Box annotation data
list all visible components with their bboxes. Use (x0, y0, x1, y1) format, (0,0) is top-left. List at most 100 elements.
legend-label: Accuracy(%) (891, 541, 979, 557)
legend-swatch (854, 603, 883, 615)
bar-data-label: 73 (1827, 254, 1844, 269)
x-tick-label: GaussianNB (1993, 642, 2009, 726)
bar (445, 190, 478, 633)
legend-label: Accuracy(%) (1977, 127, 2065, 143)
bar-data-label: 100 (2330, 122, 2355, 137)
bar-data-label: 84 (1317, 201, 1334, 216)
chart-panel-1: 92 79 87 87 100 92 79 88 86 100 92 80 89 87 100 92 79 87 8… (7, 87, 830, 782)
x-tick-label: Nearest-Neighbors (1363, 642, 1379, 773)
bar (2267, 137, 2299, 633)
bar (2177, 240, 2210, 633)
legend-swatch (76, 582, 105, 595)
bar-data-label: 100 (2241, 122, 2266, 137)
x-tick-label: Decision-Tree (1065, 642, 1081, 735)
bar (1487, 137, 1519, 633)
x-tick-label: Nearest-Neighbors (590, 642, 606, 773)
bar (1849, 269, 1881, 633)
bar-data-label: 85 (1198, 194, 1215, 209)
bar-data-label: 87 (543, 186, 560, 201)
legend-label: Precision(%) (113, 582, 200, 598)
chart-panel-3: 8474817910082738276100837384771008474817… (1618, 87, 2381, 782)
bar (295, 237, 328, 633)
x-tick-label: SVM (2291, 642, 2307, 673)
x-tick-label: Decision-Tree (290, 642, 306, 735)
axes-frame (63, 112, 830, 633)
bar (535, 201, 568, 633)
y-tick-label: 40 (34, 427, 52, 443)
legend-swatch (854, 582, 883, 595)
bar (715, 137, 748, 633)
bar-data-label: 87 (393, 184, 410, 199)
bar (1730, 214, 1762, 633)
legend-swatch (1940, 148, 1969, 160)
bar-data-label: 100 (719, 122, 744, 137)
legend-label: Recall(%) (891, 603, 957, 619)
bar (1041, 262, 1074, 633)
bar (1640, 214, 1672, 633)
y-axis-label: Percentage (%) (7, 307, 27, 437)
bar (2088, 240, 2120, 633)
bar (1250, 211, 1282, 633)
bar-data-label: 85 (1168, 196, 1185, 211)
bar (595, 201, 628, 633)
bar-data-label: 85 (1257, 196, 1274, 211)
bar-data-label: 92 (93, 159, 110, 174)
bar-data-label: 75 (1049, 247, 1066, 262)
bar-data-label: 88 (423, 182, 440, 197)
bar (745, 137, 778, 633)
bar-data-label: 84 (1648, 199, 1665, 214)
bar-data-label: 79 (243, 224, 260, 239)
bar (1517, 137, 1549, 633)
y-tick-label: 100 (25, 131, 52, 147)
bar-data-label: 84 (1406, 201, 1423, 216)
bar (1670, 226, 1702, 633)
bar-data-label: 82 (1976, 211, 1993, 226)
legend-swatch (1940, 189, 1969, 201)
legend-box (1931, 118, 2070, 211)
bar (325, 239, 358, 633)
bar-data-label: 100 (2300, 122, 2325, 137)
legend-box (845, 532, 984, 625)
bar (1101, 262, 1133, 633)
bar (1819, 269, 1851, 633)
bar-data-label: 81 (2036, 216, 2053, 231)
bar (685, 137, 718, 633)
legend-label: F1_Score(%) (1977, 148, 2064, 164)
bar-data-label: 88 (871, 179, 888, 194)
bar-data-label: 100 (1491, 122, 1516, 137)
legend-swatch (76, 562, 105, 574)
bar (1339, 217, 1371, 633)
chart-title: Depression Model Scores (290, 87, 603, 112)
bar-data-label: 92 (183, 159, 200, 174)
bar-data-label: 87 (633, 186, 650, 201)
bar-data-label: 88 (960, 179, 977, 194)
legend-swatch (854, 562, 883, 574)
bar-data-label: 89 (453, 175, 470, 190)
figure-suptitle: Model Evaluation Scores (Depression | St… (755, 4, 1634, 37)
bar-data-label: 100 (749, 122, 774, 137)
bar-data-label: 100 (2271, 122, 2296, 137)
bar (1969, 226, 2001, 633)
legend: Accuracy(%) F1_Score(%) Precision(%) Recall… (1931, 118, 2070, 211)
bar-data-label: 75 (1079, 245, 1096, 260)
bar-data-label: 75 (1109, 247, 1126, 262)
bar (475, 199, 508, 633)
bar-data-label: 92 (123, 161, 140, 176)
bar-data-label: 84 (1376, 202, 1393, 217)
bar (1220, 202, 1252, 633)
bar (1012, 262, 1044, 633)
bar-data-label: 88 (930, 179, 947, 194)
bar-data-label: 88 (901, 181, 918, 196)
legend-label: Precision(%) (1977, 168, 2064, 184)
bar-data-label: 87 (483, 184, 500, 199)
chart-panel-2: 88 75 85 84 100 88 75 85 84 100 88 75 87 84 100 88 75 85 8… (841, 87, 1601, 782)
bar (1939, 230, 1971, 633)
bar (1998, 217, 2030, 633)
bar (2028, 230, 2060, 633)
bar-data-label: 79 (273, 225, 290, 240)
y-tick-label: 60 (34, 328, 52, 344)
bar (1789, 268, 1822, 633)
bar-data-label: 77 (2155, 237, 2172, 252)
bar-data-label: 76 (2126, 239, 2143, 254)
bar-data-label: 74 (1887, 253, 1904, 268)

*TASK TO COMPLETE:* Can you copy out every line of the records above, unchanged and in the same order?

*EXERCISE RESULT:*
list all visible components with their bboxes. Use (x0, y0, x1, y1) format, (0,0) is top-left. List at most 100 elements.
legend-label: Accuracy(%) (891, 541, 979, 557)
legend-swatch (854, 603, 883, 615)
bar-data-label: 73 (1827, 254, 1844, 269)
x-tick-label: GaussianNB (1993, 642, 2009, 726)
bar (445, 190, 478, 633)
legend-label: Accuracy(%) (1977, 127, 2065, 143)
bar-data-label: 100 (2330, 122, 2355, 137)
bar-data-label: 84 (1317, 201, 1334, 216)
chart-panel-1: 92 79 87 87 100 92 79 88 86 100 92 80 89 87 100 92 79 87 8… (7, 87, 830, 782)
x-tick-label: Nearest-Neighbors (1363, 642, 1379, 773)
bar (2267, 137, 2299, 633)
bar (2177, 240, 2210, 633)
legend-swatch (76, 582, 105, 595)
bar-data-label: 100 (2241, 122, 2266, 137)
x-tick-label: Decision-Tree (1065, 642, 1081, 735)
bar (1487, 137, 1519, 633)
x-tick-label: Nearest-Neighbors (590, 642, 606, 773)
bar (1849, 269, 1881, 633)
bar-data-label: 85 (1198, 194, 1215, 209)
bar-data-label: 87 (543, 186, 560, 201)
legend-label: Precision(%) (113, 582, 200, 598)
chart-panel-3: 8474817910082738276100837384771008474817… (1618, 87, 2381, 782)
bar (295, 237, 328, 633)
x-tick-label: SVM (2291, 642, 2307, 673)
x-tick-label: Decision-Tree (290, 642, 306, 735)
axes-frame (63, 112, 830, 633)
bar (535, 201, 568, 633)
y-tick-label: 40 (34, 427, 52, 443)
legend-swatch (854, 582, 883, 595)
bar (715, 137, 748, 633)
bar-data-label: 87 (393, 184, 410, 199)
bar (1730, 214, 1762, 633)
legend-swatch (1940, 148, 1969, 160)
bar-data-label: 100 (719, 122, 744, 137)
legend-label: Recall(%) (891, 603, 957, 619)
bar (1041, 262, 1074, 633)
bar (1640, 214, 1672, 633)
y-axis-label: Percentage (%) (7, 307, 27, 437)
bar (2088, 240, 2120, 633)
bar (1250, 211, 1282, 633)
bar-data-label: 85 (1168, 196, 1185, 211)
bar (595, 201, 628, 633)
bar-data-label: 85 (1257, 196, 1274, 211)
bar-data-label: 92 (93, 159, 110, 174)
bar-data-label: 75 (1049, 247, 1066, 262)
bar-data-label: 88 (423, 182, 440, 197)
bar (745, 137, 778, 633)
bar-data-label: 84 (1648, 199, 1665, 214)
bar-data-label: 79 (243, 224, 260, 239)
bar (1517, 137, 1549, 633)
y-tick-label: 100 (25, 131, 52, 147)
bar-data-label: 84 (1406, 201, 1423, 216)
bar (1670, 226, 1702, 633)
bar-data-label: 82 (1976, 211, 1993, 226)
legend-swatch (1940, 189, 1969, 201)
legend-box (1931, 118, 2070, 211)
bar (325, 239, 358, 633)
bar-data-label: 100 (2300, 122, 2325, 137)
legend-box (845, 532, 984, 625)
bar (1101, 262, 1133, 633)
bar (1819, 269, 1851, 633)
bar-data-label: 81 (2036, 216, 2053, 231)
bar (685, 137, 718, 633)
legend-label: F1_Score(%) (1977, 148, 2064, 164)
bar-data-label: 88 (871, 179, 888, 194)
bar-data-label: 100 (1491, 122, 1516, 137)
legend-swatch (76, 562, 105, 574)
bar (1339, 217, 1371, 633)
chart-title: Depression Model Scores (290, 87, 603, 112)
bar-data-label: 92 (183, 159, 200, 174)
bar-data-label: 87 (633, 186, 650, 201)
bar-data-label: 88 (960, 179, 977, 194)
legend-swatch (854, 562, 883, 574)
bar-data-label: 89 (453, 175, 470, 190)
figure-suptitle: Model Evaluation Scores (Depression | St… (755, 4, 1634, 37)
bar-data-label: 100 (749, 122, 774, 137)
bar-data-label: 100 (2271, 122, 2296, 137)
bar (1969, 226, 2001, 633)
legend: Accuracy(%) F1_Score(%) Precision(%) Recall… (1931, 118, 2070, 211)
bar-data-label: 75 (1079, 245, 1096, 260)
bar-data-label: 75 (1109, 247, 1126, 262)
bar (475, 199, 508, 633)
bar-data-label: 92 (123, 161, 140, 176)
bar-data-label: 84 (1376, 202, 1393, 217)
bar (1220, 202, 1252, 633)
bar (1012, 262, 1044, 633)
bar-data-label: 88 (930, 179, 947, 194)
bar-data-label: 88 (901, 181, 918, 196)
legend-label: Precision(%) (1977, 168, 2064, 184)
bar-data-label: 87 (483, 184, 500, 199)
chart-panel-2: 88 75 85 84 100 88 75 85 84 100 88 75 87 84 100 88 75 85 8… (841, 87, 1601, 782)
bar (1939, 230, 1971, 633)
bar (1998, 217, 2030, 633)
bar (2028, 230, 2060, 633)
bar-data-label: 79 (273, 225, 290, 240)
y-tick-label: 60 (34, 328, 52, 344)
bar (1789, 268, 1822, 633)
bar-data-label: 77 (2155, 237, 2172, 252)
bar-data-label: 76 (2126, 239, 2143, 254)
bar-data-label: 74 (1887, 253, 1904, 268)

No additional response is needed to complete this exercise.